> [What is being asked]:
Copy out each line that mentions the word "document".

========

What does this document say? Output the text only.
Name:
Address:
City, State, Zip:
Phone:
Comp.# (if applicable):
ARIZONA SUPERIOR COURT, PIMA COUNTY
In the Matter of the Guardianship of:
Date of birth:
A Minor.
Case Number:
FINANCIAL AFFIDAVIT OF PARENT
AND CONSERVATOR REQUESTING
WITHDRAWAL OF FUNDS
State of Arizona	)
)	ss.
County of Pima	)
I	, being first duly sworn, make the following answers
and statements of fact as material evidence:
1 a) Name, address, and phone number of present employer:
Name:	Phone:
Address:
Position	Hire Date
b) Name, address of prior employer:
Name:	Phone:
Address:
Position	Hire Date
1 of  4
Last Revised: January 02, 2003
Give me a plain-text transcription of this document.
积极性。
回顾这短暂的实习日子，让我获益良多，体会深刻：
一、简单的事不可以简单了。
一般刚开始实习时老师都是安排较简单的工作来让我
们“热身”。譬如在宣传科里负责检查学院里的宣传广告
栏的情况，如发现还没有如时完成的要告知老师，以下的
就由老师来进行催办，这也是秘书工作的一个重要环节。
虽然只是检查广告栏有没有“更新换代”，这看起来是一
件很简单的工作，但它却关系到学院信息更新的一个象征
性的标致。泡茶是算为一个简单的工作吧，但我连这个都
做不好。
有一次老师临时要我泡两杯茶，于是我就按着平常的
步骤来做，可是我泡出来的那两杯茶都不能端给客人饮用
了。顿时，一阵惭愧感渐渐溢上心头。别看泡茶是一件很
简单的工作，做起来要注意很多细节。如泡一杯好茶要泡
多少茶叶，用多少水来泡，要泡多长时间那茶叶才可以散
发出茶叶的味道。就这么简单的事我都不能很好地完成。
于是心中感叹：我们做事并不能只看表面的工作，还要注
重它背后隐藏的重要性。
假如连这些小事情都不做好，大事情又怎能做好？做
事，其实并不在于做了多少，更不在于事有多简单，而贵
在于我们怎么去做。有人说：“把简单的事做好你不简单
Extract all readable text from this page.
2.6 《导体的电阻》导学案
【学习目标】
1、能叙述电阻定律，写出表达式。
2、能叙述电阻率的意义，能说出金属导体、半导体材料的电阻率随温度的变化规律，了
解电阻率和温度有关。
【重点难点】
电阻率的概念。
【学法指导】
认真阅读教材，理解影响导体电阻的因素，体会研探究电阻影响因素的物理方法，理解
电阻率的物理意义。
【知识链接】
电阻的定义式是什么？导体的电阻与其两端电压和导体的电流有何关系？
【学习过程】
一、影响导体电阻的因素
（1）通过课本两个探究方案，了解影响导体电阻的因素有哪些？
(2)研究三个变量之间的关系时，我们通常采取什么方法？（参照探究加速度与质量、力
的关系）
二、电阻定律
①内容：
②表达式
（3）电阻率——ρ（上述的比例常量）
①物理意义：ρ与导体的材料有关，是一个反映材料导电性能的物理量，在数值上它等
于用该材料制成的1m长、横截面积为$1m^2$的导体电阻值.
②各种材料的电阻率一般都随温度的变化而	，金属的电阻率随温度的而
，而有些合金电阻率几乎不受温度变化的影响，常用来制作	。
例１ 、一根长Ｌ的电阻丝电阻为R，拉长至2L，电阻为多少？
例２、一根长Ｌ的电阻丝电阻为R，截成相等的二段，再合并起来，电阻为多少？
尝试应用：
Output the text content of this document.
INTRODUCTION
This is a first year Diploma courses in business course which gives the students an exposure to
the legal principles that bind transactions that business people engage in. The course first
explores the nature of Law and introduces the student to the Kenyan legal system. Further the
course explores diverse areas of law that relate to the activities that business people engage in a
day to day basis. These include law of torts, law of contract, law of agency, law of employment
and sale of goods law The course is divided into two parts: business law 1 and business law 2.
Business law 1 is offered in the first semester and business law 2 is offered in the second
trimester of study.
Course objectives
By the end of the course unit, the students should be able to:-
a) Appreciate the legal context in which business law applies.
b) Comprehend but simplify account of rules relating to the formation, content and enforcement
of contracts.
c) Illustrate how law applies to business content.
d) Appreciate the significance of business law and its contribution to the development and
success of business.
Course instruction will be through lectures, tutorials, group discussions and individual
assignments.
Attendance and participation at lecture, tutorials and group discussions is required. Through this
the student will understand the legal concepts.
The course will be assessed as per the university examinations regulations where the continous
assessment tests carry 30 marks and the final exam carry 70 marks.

========

> [Worked answer]:
What does this document say? Output the text only.
Give me a plain-text transcription of this document.
Output the text content of this document.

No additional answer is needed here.